To do:
Take down each entry exactly as written.

The records:
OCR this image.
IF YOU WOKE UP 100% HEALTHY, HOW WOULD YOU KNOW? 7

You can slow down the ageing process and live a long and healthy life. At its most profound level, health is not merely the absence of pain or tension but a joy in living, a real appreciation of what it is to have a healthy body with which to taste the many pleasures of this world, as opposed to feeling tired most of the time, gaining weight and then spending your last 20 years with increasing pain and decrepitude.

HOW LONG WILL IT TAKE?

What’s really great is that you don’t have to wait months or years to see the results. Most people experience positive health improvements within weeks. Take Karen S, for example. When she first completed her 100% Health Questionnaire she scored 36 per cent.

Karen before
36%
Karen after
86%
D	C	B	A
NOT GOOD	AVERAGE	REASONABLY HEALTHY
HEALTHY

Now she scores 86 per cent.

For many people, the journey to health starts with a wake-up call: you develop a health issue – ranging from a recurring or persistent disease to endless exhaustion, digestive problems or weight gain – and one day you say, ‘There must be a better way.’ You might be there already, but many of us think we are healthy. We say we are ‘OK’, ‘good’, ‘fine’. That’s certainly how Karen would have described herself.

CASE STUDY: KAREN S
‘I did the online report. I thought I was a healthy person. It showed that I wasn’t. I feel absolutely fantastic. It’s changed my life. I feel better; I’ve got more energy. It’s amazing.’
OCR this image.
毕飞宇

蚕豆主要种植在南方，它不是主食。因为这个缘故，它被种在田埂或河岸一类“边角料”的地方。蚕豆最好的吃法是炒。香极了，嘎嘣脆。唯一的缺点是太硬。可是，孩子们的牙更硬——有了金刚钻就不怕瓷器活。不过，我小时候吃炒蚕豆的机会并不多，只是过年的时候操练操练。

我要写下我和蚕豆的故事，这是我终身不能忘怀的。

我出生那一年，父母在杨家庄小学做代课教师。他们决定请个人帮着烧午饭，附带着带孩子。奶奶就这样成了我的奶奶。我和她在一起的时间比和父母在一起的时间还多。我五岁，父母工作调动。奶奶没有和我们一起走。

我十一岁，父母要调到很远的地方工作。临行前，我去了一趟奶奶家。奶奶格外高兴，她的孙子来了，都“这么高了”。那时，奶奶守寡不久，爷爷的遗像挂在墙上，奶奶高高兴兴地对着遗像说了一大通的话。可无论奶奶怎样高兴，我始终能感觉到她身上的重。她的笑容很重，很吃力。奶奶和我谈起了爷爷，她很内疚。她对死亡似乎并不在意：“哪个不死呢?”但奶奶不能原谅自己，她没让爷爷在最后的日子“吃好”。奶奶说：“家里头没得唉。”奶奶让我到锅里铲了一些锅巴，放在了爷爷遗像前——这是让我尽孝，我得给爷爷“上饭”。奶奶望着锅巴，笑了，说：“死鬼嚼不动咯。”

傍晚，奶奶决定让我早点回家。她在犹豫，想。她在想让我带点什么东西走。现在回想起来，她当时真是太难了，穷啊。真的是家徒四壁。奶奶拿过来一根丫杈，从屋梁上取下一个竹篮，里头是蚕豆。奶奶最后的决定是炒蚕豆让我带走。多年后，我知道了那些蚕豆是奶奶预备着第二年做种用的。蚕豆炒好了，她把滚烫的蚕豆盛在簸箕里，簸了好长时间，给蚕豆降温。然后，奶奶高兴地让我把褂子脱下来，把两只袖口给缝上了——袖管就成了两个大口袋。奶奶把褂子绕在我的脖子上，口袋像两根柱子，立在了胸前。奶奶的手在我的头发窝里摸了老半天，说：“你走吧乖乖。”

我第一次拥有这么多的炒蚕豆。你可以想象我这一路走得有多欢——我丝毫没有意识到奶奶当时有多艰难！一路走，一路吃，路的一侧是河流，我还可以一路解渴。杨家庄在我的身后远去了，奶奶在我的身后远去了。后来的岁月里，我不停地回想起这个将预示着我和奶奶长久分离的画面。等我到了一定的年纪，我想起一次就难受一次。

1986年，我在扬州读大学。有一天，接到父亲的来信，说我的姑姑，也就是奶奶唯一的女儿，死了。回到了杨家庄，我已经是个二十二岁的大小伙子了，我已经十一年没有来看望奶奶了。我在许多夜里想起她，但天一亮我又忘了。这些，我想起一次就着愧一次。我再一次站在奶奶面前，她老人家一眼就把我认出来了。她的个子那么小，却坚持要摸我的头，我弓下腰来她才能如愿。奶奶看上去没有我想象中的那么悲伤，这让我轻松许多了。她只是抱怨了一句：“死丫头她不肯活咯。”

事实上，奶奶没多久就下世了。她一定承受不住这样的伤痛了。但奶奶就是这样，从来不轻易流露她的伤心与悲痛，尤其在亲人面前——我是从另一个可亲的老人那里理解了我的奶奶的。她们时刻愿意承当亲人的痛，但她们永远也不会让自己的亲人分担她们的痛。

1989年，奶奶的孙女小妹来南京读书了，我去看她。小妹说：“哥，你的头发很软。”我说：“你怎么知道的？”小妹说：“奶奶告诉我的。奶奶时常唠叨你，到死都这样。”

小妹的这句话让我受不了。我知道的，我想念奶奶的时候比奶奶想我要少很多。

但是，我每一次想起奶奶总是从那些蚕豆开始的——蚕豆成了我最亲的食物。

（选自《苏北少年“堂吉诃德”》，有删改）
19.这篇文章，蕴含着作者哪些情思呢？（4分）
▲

Exercise answer:
OCR this image.
IF YOU WOKE UP 100% HEALTHY, HOW WOULD YOU KNOW? 7

You can slow down the ageing process and live a long and healthy life. At its most profound level, health is not merely the absence of pain or tension but a joy in living, a real appreciation of what it is to have a healthy body with which to taste the many pleasures of this world, as opposed to feeling tired most of the time, gaining weight and then spending your last 20 years with increasing pain and decrepitude.

HOW LONG WILL IT TAKE?

What’s really great is that you don’t have to wait months or years to see the results. Most people experience positive health improvements within weeks. Take Karen S, for example. When she first completed her 100% Health Questionnaire she scored 36 per cent.

Karen before
36%
Karen after
86%
D	C	B	A
NOT GOOD	AVERAGE	REASONABLY HEALTHY
HEALTHY

Now she scores 86 per cent.

For many people, the journey to health starts with a wake-up call: you develop a health issue – ranging from a recurring or persistent disease to endless exhaustion, digestive problems or weight gain – and one day you say, ‘There must be a better way.’ You might be there already, but many of us think we are healthy. We say we are ‘OK’, ‘good’, ‘fine’. That’s certainly how Karen would have described herself.

CASE STUDY: KAREN S
‘I did the online report. I thought I was a healthy person. It showed that I wasn’t. I feel absolutely fantastic. It’s changed my life. I feel better; I’ve got more energy. It’s amazing.’
OCR this image.
毕飞宇

蚕豆主要种植在南方，它不是主食。因为这个缘故，它被种在田埂或河岸一类“边角料”的地方。蚕豆最好的吃法是炒。香极了，嘎嘣脆。唯一的缺点是太硬。可是，孩子们的牙更硬——有了金刚钻就不怕瓷器活。不过，我小时候吃炒蚕豆的机会并不多，只是过年的时候操练操练。

我要写下我和蚕豆的故事，这是我终身不能忘怀的。

我出生那一年，父母在杨家庄小学做代课教师。他们决定请个人帮着烧午饭，附带着带孩子。奶奶就这样成了我的奶奶。我和她在一起的时间比和父母在一起的时间还多。我五岁，父母工作调动。奶奶没有和我们一起走。

我十一岁，父母要调到很远的地方工作。临行前，我去了一趟奶奶家。奶奶格外高兴，她的孙子来了，都“这么高了”。那时，奶奶守寡不久，爷爷的遗像挂在墙上，奶奶高高兴兴地对着遗像说了一大通的话。可无论奶奶怎样高兴，我始终能感觉到她身上的重。她的笑容很重，很吃力。奶奶和我谈起了爷爷，她很内疚。她对死亡似乎并不在意：“哪个不死呢?”但奶奶不能原谅自己，她没让爷爷在最后的日子“吃好”。奶奶说：“家里头没得唉。”奶奶让我到锅里铲了一些锅巴，放在了爷爷遗像前——这是让我尽孝，我得给爷爷“上饭”。奶奶望着锅巴，笑了，说：“死鬼嚼不动咯。”

傍晚，奶奶决定让我早点回家。她在犹豫，想。她在想让我带点什么东西走。现在回想起来，她当时真是太难了，穷啊。真的是家徒四壁。奶奶拿过来一根丫杈，从屋梁上取下一个竹篮，里头是蚕豆。奶奶最后的决定是炒蚕豆让我带走。多年后，我知道了那些蚕豆是奶奶预备着第二年做种用的。蚕豆炒好了，她把滚烫的蚕豆盛在簸箕里，簸了好长时间，给蚕豆降温。然后，奶奶高兴地让我把褂子脱下来，把两只袖口给缝上了——袖管就成了两个大口袋。奶奶把褂子绕在我的脖子上，口袋像两根柱子，立在了胸前。奶奶的手在我的头发窝里摸了老半天，说：“你走吧乖乖。”

我第一次拥有这么多的炒蚕豆。你可以想象我这一路走得有多欢——我丝毫没有意识到奶奶当时有多艰难！一路走，一路吃，路的一侧是河流，我还可以一路解渴。杨家庄在我的身后远去了，奶奶在我的身后远去了。后来的岁月里，我不停地回想起这个将预示着我和奶奶长久分离的画面。等我到了一定的年纪，我想起一次就难受一次。

1986年，我在扬州读大学。有一天，接到父亲的来信，说我的姑姑，也就是奶奶唯一的女儿，死了。回到了杨家庄，我已经是个二十二岁的大小伙子了，我已经十一年没有来看望奶奶了。我在许多夜里想起她，但天一亮我又忘了。这些，我想起一次就着愧一次。我再一次站在奶奶面前，她老人家一眼就把我认出来了。她的个子那么小，却坚持要摸我的头，我弓下腰来她才能如愿。奶奶看上去没有我想象中的那么悲伤，这让我轻松许多了。她只是抱怨了一句：“死丫头她不肯活咯。”

事实上，奶奶没多久就下世了。她一定承受不住这样的伤痛了。但奶奶就是这样，从来不轻易流露她的伤心与悲痛，尤其在亲人面前——我是从另一个可亲的老人那里理解了我的奶奶的。她们时刻愿意承当亲人的痛，但她们永远也不会让自己的亲人分担她们的痛。

1989年，奶奶的孙女小妹来南京读书了，我去看她。小妹说：“哥，你的头发很软。”我说：“你怎么知道的？”小妹说：“奶奶告诉我的。奶奶时常唠叨你，到死都这样。”

小妹的这句话让我受不了。我知道的，我想念奶奶的时候比奶奶想我要少很多。

但是，我每一次想起奶奶总是从那些蚕豆开始的——蚕豆成了我最亲的食物。

（选自《苏北少年“堂吉诃德”》，有删改）
19.这篇文章，蕴含着作者哪些情思呢？（4分）
▲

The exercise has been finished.